• Written instruction
Repeat the listing below in full, exactly as it stands.

--- START OF Records shown ---

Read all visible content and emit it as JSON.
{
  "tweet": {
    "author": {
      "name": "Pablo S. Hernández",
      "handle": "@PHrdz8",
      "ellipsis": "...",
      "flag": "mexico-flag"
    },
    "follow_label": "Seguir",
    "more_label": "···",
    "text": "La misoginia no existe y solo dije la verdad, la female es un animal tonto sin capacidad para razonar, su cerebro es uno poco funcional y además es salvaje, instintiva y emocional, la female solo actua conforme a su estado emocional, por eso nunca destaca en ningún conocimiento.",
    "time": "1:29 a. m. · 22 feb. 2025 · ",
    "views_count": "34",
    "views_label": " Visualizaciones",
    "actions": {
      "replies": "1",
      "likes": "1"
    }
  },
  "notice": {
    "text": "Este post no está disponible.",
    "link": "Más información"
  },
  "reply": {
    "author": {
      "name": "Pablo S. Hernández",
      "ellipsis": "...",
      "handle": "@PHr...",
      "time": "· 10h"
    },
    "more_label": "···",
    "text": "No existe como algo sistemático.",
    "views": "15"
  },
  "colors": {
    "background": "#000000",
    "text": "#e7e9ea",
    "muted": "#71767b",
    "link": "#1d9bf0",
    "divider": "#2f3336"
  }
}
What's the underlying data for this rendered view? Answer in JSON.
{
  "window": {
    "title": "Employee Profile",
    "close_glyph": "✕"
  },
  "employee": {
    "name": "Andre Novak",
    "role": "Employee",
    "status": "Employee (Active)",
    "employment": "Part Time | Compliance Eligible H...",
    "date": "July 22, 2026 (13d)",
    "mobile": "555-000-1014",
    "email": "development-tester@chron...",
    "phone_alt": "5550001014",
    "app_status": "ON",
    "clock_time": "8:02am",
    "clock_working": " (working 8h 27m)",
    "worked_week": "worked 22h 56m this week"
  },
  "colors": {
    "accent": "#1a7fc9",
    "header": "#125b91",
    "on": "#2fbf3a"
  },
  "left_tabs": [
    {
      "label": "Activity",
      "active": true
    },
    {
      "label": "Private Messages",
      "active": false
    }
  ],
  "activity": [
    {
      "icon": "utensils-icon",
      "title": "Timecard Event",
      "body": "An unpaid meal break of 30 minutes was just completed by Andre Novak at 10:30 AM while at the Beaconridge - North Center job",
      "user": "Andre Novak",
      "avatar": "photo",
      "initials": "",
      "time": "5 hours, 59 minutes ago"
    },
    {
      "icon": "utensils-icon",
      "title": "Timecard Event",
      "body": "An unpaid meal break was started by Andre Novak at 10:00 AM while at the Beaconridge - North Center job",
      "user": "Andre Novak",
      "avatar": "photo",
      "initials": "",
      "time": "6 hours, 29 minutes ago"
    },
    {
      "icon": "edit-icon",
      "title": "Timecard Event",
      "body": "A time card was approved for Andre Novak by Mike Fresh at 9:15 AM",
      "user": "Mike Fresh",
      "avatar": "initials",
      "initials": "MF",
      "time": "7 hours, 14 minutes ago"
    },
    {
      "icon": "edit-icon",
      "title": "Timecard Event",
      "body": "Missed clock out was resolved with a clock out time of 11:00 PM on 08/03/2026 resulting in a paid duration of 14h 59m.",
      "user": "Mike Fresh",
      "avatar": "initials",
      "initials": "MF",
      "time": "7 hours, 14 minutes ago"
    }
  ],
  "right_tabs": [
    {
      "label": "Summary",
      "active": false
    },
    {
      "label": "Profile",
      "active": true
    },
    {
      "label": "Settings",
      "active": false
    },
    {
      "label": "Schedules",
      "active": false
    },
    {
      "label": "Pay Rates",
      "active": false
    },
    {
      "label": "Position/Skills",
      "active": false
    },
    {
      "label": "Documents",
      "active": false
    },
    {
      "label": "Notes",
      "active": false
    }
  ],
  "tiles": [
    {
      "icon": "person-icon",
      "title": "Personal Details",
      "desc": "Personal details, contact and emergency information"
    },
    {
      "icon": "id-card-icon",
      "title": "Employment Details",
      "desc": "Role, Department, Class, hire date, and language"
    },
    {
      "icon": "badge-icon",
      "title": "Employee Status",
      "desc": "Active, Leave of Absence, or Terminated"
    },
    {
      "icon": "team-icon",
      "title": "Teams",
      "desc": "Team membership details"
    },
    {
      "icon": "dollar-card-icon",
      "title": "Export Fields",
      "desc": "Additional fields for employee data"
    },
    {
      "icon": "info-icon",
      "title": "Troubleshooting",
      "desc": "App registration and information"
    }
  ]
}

--- END OF Records shown ---

• Exercise result
Read all visible content and emit it as JSON.
{
  "tweet": {
    "author": {
      "name": "Pablo S. Hernández",
      "handle": "@PHrdz8",
      "ellipsis": "...",
      "flag": "mexico-flag"
    },
    "follow_label": "Seguir",
    "more_label": "···",
    "text": "La misoginia no existe y solo dije la verdad, la female es un animal tonto sin capacidad para razonar, su cerebro es uno poco funcional y además es salvaje, instintiva y emocional, la female solo actua conforme a su estado emocional, por eso nunca destaca en ningún conocimiento.",
    "time": "1:29 a. m. · 22 feb. 2025 · ",
    "views_count": "34",
    "views_label": " Visualizaciones",
    "actions": {
      "replies": "1",
      "likes": "1"
    }
  },
  "notice": {
    "text": "Este post no está disponible.",
    "link": "Más información"
  },
  "reply": {
    "author": {
      "name": "Pablo S. Hernández",
      "ellipsis": "...",
      "handle": "@PHr...",
      "time": "· 10h"
    },
    "more_label": "···",
    "text": "No existe como algo sistemático.",
    "views": "15"
  },
  "colors": {
    "background": "#000000",
    "text": "#e7e9ea",
    "muted": "#71767b",
    "link": "#1d9bf0",
    "divider": "#2f3336"
  }
}
What's the underlying data for this rendered view? Answer in JSON.
{
  "window": {
    "title": "Employee Profile",
    "close_glyph": "✕"
  },
  "employee": {
    "name": "Andre Novak",
    "role": "Employee",
    "status": "Employee (Active)",
    "employment": "Part Time | Compliance Eligible H...",
    "date": "July 22, 2026 (13d)",
    "mobile": "555-000-1014",
    "email": "development-tester@chron...",
    "phone_alt": "5550001014",
    "app_status": "ON",
    "clock_time": "8:02am",
    "clock_working": " (working 8h 27m)",
    "worked_week": "worked 22h 56m this week"
  },
  "colors": {
    "accent": "#1a7fc9",
    "header": "#125b91",
    "on": "#2fbf3a"
  },
  "left_tabs": [
    {
      "label": "Activity",
      "active": true
    },
    {
      "label": "Private Messages",
      "active": false
    }
  ],
  "activity": [
    {
      "icon": "utensils-icon",
      "title": "Timecard Event",
      "body": "An unpaid meal break of 30 minutes was just completed by Andre Novak at 10:30 AM while at the Beaconridge - North Center job",
      "user": "Andre Novak",
      "avatar": "photo",
      "initials": "",
      "time": "5 hours, 59 minutes ago"
    },
    {
      "icon": "utensils-icon",
      "title": "Timecard Event",
      "body": "An unpaid meal break was started by Andre Novak at 10:00 AM while at the Beaconridge - North Center job",
      "user": "Andre Novak",
      "avatar": "photo",
      "initials": "",
      "time": "6 hours, 29 minutes ago"
    },
    {
      "icon": "edit-icon",
      "title": "Timecard Event",
      "body": "A time card was approved for Andre Novak by Mike Fresh at 9:15 AM",
      "user": "Mike Fresh",
      "avatar": "initials",
      "initials": "MF",
      "time": "7 hours, 14 minutes ago"
    },
    {
      "icon": "edit-icon",
      "title": "Timecard Event",
      "body": "Missed clock out was resolved with a clock out time of 11:00 PM on 08/03/2026 resulting in a paid duration of 14h 59m.",
      "user": "Mike Fresh",
      "avatar": "initials",
      "initials": "MF",
      "time": "7 hours, 14 minutes ago"
    }
  ],
  "right_tabs": [
    {
      "label": "Summary",
      "active": false
    },
    {
      "label": "Profile",
      "active": true
    },
    {
      "label": "Settings",
      "active": false
    },
    {
      "label": "Schedules",
      "active": false
    },
    {
      "label": "Pay Rates",
      "active": false
    },
    {
      "label": "Position/Skills",
      "active": false
    },
    {
      "label": "Documents",
      "active": false
    },
    {
      "label": "Notes",
      "active": false
    }
  ],
  "tiles": [
    {
      "icon": "person-icon",
      "title": "Personal Details",
      "desc": "Personal details, contact and emergency information"
    },
    {
      "icon": "id-card-icon",
      "title": "Employment Details",
      "desc": "Role, Department, Class, hire date, and language"
    },
    {
      "icon": "badge-icon",
      "title": "Employee Status",
      "desc": "Active, Leave of Absence, or Terminated"
    },
    {
      "icon": "team-icon",
      "title": "Teams",
      "desc": "Team membership details"
    },
    {
      "icon": "dollar-card-icon",
      "title": "Export Fields",
      "desc": "Additional fields for employee data"
    },
    {
      "icon": "info-icon",
      "title": "Troubleshooting",
      "desc": "App registration and information"
    }
  ]
}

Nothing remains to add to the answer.